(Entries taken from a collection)
————

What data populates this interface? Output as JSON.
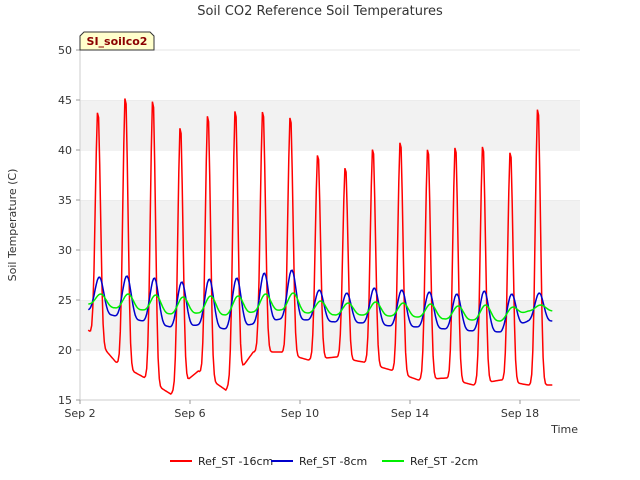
{
  "chart_data": {
    "type": "line",
    "title": "Soil CO2 Reference Soil Temperatures",
    "xlabel": "Time",
    "ylabel": "Soil Temperature (C)",
    "ylim": [
      15,
      50
    ],
    "yticks": [
      15,
      20,
      25,
      30,
      35,
      40,
      45,
      50
    ],
    "xlim": [
      "2016-09-02",
      "2016-09-19"
    ],
    "xtick_labels": [
      "Sep 2",
      "Sep 6",
      "Sep 10",
      "Sep 14",
      "Sep 18"
    ],
    "grid": "horizontal bands",
    "legend_position": "bottom",
    "site_tag": "SI_soilco2",
    "days": [
      "Sep 2",
      "Sep 3",
      "Sep 4",
      "Sep 5",
      "Sep 6",
      "Sep 7",
      "Sep 8",
      "Sep 9",
      "Sep 10",
      "Sep 11",
      "Sep 12",
      "Sep 13",
      "Sep 14",
      "Sep 15",
      "Sep 16",
      "Sep 17",
      "Sep 18",
      "Sep 19"
    ],
    "series": [
      {
        "name": "Ref_ST -16cm",
        "color": "#ff0000",
        "daily_max": [
          44.1,
          45.6,
          45.3,
          42.6,
          43.8,
          44.3,
          44.2,
          43.6,
          39.8,
          38.5,
          40.4,
          41.1,
          40.4,
          40.6,
          40.7,
          40.1,
          44.5
        ],
        "daily_min": [
          22.0,
          18.8,
          17.3,
          15.6,
          17.9,
          16.0,
          19.8,
          19.8,
          19.0,
          19.3,
          18.8,
          18.0,
          17.0,
          17.2,
          16.5,
          17.0,
          16.5
        ]
      },
      {
        "name": "Ref_ST -8cm",
        "color": "#0000cc",
        "daily_max": [
          27.3,
          27.4,
          27.2,
          26.8,
          27.1,
          27.2,
          27.7,
          28.0,
          26.0,
          25.7,
          26.2,
          26.0,
          25.8,
          25.6,
          25.9,
          25.6,
          25.7
        ],
        "daily_min": [
          24.0,
          23.4,
          22.9,
          22.3,
          22.5,
          22.1,
          22.6,
          23.1,
          23.0,
          22.8,
          22.7,
          22.4,
          22.3,
          22.1,
          21.9,
          21.8,
          22.9
        ]
      },
      {
        "name": "Ref_ST -2cm",
        "color": "#00ee00",
        "daily_max": [
          25.6,
          25.6,
          25.5,
          25.3,
          25.4,
          25.4,
          25.6,
          25.7,
          24.9,
          24.7,
          24.8,
          24.7,
          24.6,
          24.4,
          24.5,
          24.3,
          24.5
        ],
        "daily_min": [
          24.6,
          24.2,
          24.0,
          23.6,
          23.7,
          23.5,
          23.8,
          24.0,
          23.7,
          23.5,
          23.5,
          23.4,
          23.3,
          23.1,
          23.0,
          22.9,
          23.9
        ]
      }
    ]
  }
}
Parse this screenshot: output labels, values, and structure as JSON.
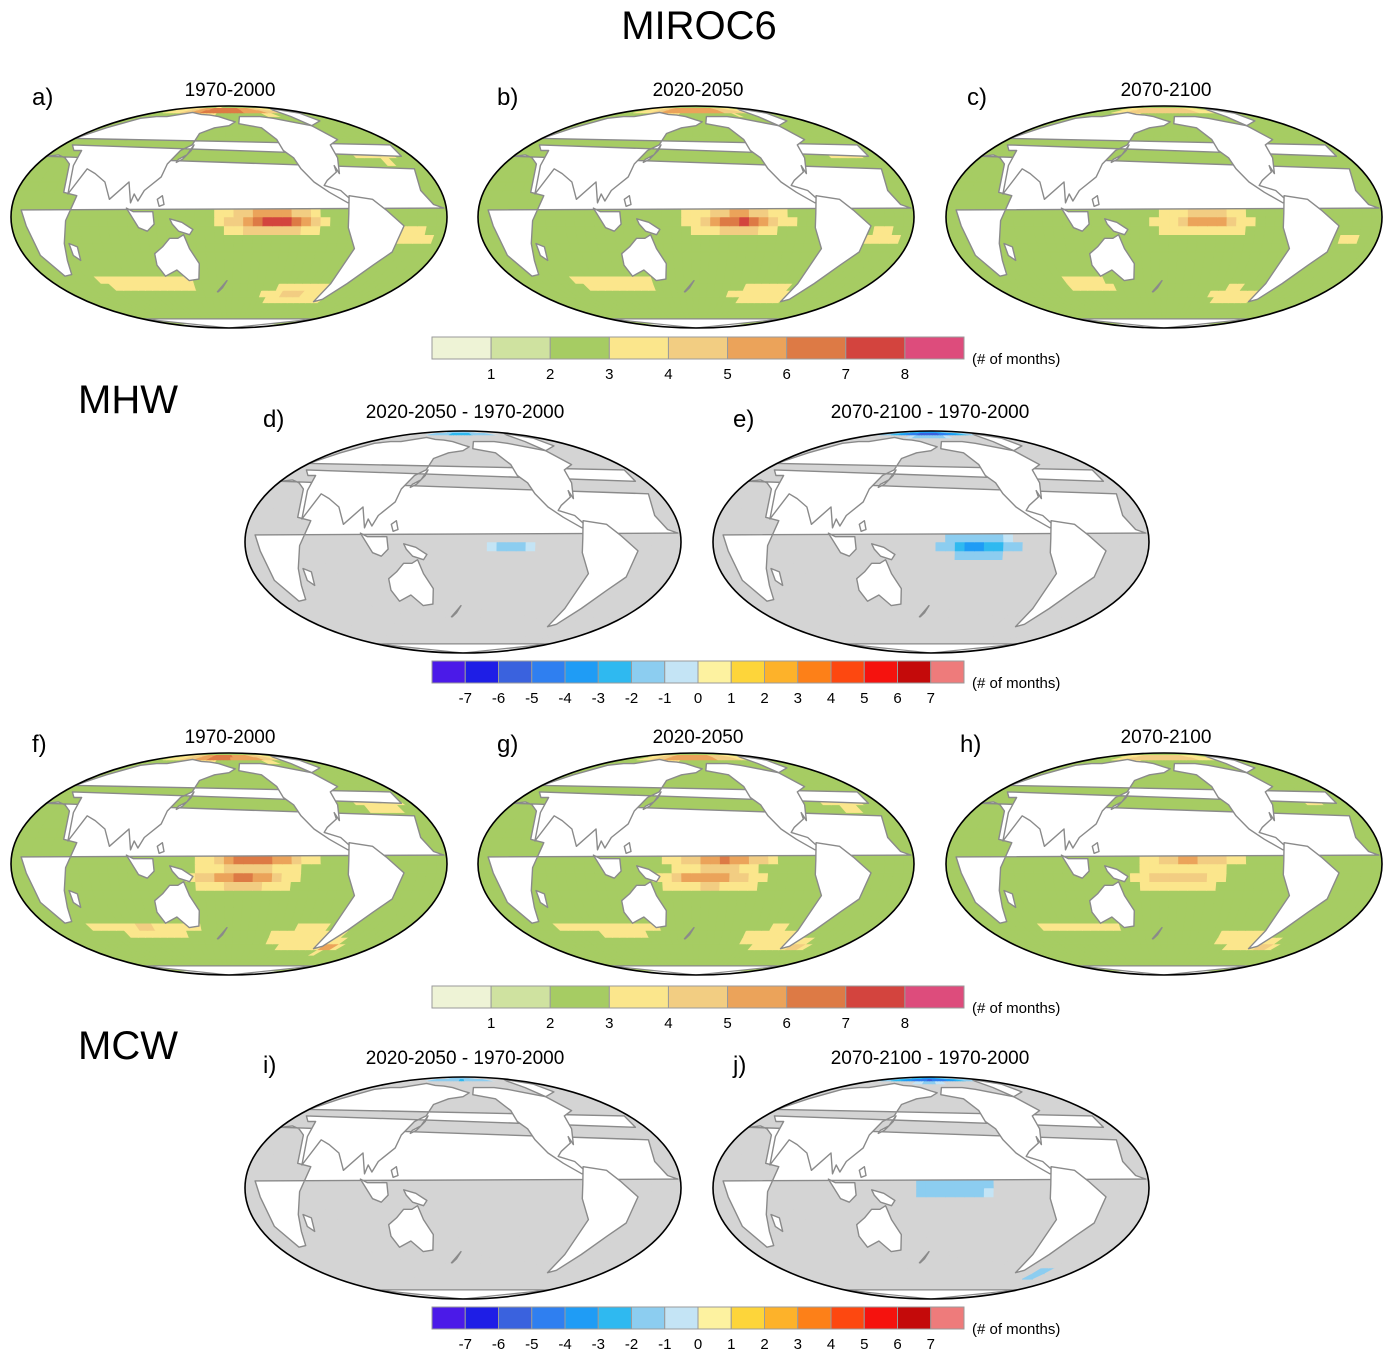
{
  "figure": {
    "title": "MIROC6",
    "sections": [
      {
        "label": "MHW"
      },
      {
        "label": "MCW"
      }
    ]
  },
  "panels": [
    {
      "letter": "a)",
      "period": "1970-2000",
      "kind": "clim",
      "ttype": "mhw",
      "intensity": 1.0
    },
    {
      "letter": "b)",
      "period": "2020-2050",
      "kind": "clim",
      "ttype": "mhw",
      "intensity": 0.85
    },
    {
      "letter": "c)",
      "period": "2070-2100",
      "kind": "clim",
      "ttype": "mhw",
      "intensity": 0.55
    },
    {
      "letter": "d)",
      "period": "2020-2050 - 1970-2000",
      "kind": "diff",
      "ttype": "mhw",
      "intensity": 0.4
    },
    {
      "letter": "e)",
      "period": "2070-2100 - 1970-2000",
      "kind": "diff",
      "ttype": "mhw",
      "intensity": 1.0
    },
    {
      "letter": "f)",
      "period": "1970-2000",
      "kind": "clim",
      "ttype": "mcw",
      "intensity": 1.0
    },
    {
      "letter": "g)",
      "period": "2020-2050",
      "kind": "clim",
      "ttype": "mcw",
      "intensity": 0.85
    },
    {
      "letter": "h)",
      "period": "2070-2100",
      "kind": "clim",
      "ttype": "mcw",
      "intensity": 0.6
    },
    {
      "letter": "i)",
      "period": "2020-2050 - 1970-2000",
      "kind": "diff",
      "ttype": "mcw",
      "intensity": 0.4
    },
    {
      "letter": "j)",
      "period": "2070-2100 - 1970-2000",
      "kind": "diff",
      "ttype": "mcw",
      "intensity": 1.0
    }
  ],
  "colorbars": {
    "climatology": {
      "unit": "(# of months)",
      "ticks": [
        "1",
        "2",
        "3",
        "4",
        "5",
        "6",
        "7",
        "8"
      ],
      "colors": [
        "#eef3d6",
        "#cfe2a0",
        "#a6cc63",
        "#fbe68c",
        "#f2cd82",
        "#eba35a",
        "#dd7a45",
        "#d3443e",
        "#dd4c7c"
      ]
    },
    "difference": {
      "unit": "(# of months)",
      "ticks": [
        "-7",
        "-6",
        "-5",
        "-4",
        "-3",
        "-2",
        "-1",
        "0",
        "1",
        "2",
        "3",
        "4",
        "5",
        "6",
        "7"
      ],
      "colors": [
        "#4b1ae8",
        "#1e1ee6",
        "#3a62de",
        "#2f7ff0",
        "#1f9cf5",
        "#2fb9f0",
        "#8ccdf0",
        "#c4e4f5",
        "#fdf2a0",
        "#fdd53a",
        "#fdb22a",
        "#fd8018",
        "#fd4810",
        "#f5120e",
        "#c40a0a",
        "#ee7b7b"
      ]
    }
  },
  "map_colors": {
    "ocean_diff": "#d4d4d4",
    "land": "#ffffff",
    "coast": "#8a8a8a"
  }
}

————

#### Goal:
Transcribe all the lines above exactly, apart from the pictures.

#### Answer to this problem:
What data populates this interface? Output as JSON.
{
  "chart_data": {
    "type": "line",
    "title": "Soil CO2 Reference Soil Temperatures",
    "xlabel": "Time",
    "ylabel": "Soil Temperature (C)",
    "ylim": [
      15,
      50
    ],
    "yticks": [
      15,
      20,
      25,
      30,
      35,
      40,
      45,
      50
    ],
    "xlim": [
      "2016-09-02",
      "2016-09-19"
    ],
    "xtick_labels": [
      "Sep 2",
      "Sep 6",
      "Sep 10",
      "Sep 14",
      "Sep 18"
    ],
    "grid": "horizontal bands",
    "legend_position": "bottom",
    "site_tag": "SI_soilco2",
    "days": [
      "Sep 2",
      "Sep 3",
      "Sep 4",
      "Sep 5",
      "Sep 6",
      "Sep 7",
      "Sep 8",
      "Sep 9",
      "Sep 10",
      "Sep 11",
      "Sep 12",
      "Sep 13",
      "Sep 14",
      "Sep 15",
      "Sep 16",
      "Sep 17",
      "Sep 18",
      "Sep 19"
    ],
    "series": [
      {
        "name": "Ref_ST -16cm",
        "color": "#ff0000",
        "daily_max": [
          44.1,
          45.6,
          45.3,
          42.6,
          43.8,
          44.3,
          44.2,
          43.6,
          39.8,
          38.5,
          40.4,
          41.1,
          40.4,
          40.6,
          40.7,
          40.1,
          44.5
        ],
        "daily_min": [
          22.0,
          18.8,
          17.3,
          15.6,
          17.9,
          16.0,
          19.8,
          19.8,
          19.0,
          19.3,
          18.8,
          18.0,
          17.0,
          17.2,
          16.5,
          17.0,
          16.5
        ]
      },
      {
        "name": "Ref_ST -8cm",
        "color": "#0000cc",
        "daily_max": [
          27.3,
          27.4,
          27.2,
          26.8,
          27.1,
          27.2,
          27.7,
          28.0,
          26.0,
          25.7,
          26.2,
          26.0,
          25.8,
          25.6,
          25.9,
          25.6,
          25.7
        ],
        "daily_min": [
          24.0,
          23.4,
          22.9,
          22.3,
          22.5,
          22.1,
          22.6,
          23.1,
          23.0,
          22.8,
          22.7,
          22.4,
          22.3,
          22.1,
          21.9,
          21.8,
          22.9
        ]
      },
      {
        "name": "Ref_ST -2cm",
        "color": "#00ee00",
        "daily_max": [
          25.6,
          25.6,
          25.5,
          25.3,
          25.4,
          25.4,
          25.6,
          25.7,
          24.9,
          24.7,
          24.8,
          24.7,
          24.6,
          24.4,
          24.5,
          24.3,
          24.5
        ],
        "daily_min": [
          24.6,
          24.2,
          24.0,
          23.6,
          23.7,
          23.5,
          23.8,
          24.0,
          23.7,
          23.5,
          23.5,
          23.4,
          23.3,
          23.1,
          23.0,
          22.9,
          23.9
        ]
      }
    ]
  }
}
Parse this screenshot: output labels, values, and structure as JSON.
{
  "figure": {
    "title": "MIROC6",
    "sections": [
      {
        "label": "MHW"
      },
      {
        "label": "MCW"
      }
    ]
  },
  "panels": [
    {
      "letter": "a)",
      "period": "1970-2000",
      "kind": "clim",
      "ttype": "mhw",
      "intensity": 1.0
    },
    {
      "letter": "b)",
      "period": "2020-2050",
      "kind": "clim",
      "ttype": "mhw",
      "intensity": 0.85
    },
    {
      "letter": "c)",
      "period": "2070-2100",
      "kind": "clim",
      "ttype": "mhw",
      "intensity": 0.55
    },
    {
      "letter": "d)",
      "period": "2020-2050 - 1970-2000",
      "kind": "diff",
      "ttype": "mhw",
      "intensity": 0.4
    },
    {
      "letter": "e)",
      "period": "2070-2100 - 1970-2000",
      "kind": "diff",
      "ttype": "mhw",
      "intensity": 1.0
    },
    {
      "letter": "f)",
      "period": "1970-2000",
      "kind": "clim",
      "ttype": "mcw",
      "intensity": 1.0
    },
    {
      "letter": "g)",
      "period": "2020-2050",
      "kind": "clim",
      "ttype": "mcw",
      "intensity": 0.85
    },
    {
      "letter": "h)",
      "period": "2070-2100",
      "kind": "clim",
      "ttype": "mcw",
      "intensity": 0.6
    },
    {
      "letter": "i)",
      "period": "2020-2050 - 1970-2000",
      "kind": "diff",
      "ttype": "mcw",
      "intensity": 0.4
    },
    {
      "letter": "j)",
      "period": "2070-2100 - 1970-2000",
      "kind": "diff",
      "ttype": "mcw",
      "intensity": 1.0
    }
  ],
  "colorbars": {
    "climatology": {
      "unit": "(# of months)",
      "ticks": [
        "1",
        "2",
        "3",
        "4",
        "5",
        "6",
        "7",
        "8"
      ],
      "colors": [
        "#eef3d6",
        "#cfe2a0",
        "#a6cc63",
        "#fbe68c",
        "#f2cd82",
        "#eba35a",
        "#dd7a45",
        "#d3443e",
        "#dd4c7c"
      ]
    },
    "difference": {
      "unit": "(# of months)",
      "ticks": [
        "-7",
        "-6",
        "-5",
        "-4",
        "-3",
        "-2",
        "-1",
        "0",
        "1",
        "2",
        "3",
        "4",
        "5",
        "6",
        "7"
      ],
      "colors": [
        "#4b1ae8",
        "#1e1ee6",
        "#3a62de",
        "#2f7ff0",
        "#1f9cf5",
        "#2fb9f0",
        "#8ccdf0",
        "#c4e4f5",
        "#fdf2a0",
        "#fdd53a",
        "#fdb22a",
        "#fd8018",
        "#fd4810",
        "#f5120e",
        "#c40a0a",
        "#ee7b7b"
      ]
    }
  },
  "map_colors": {
    "ocean_diff": "#d4d4d4",
    "land": "#ffffff",
    "coast": "#8a8a8a"
  }
}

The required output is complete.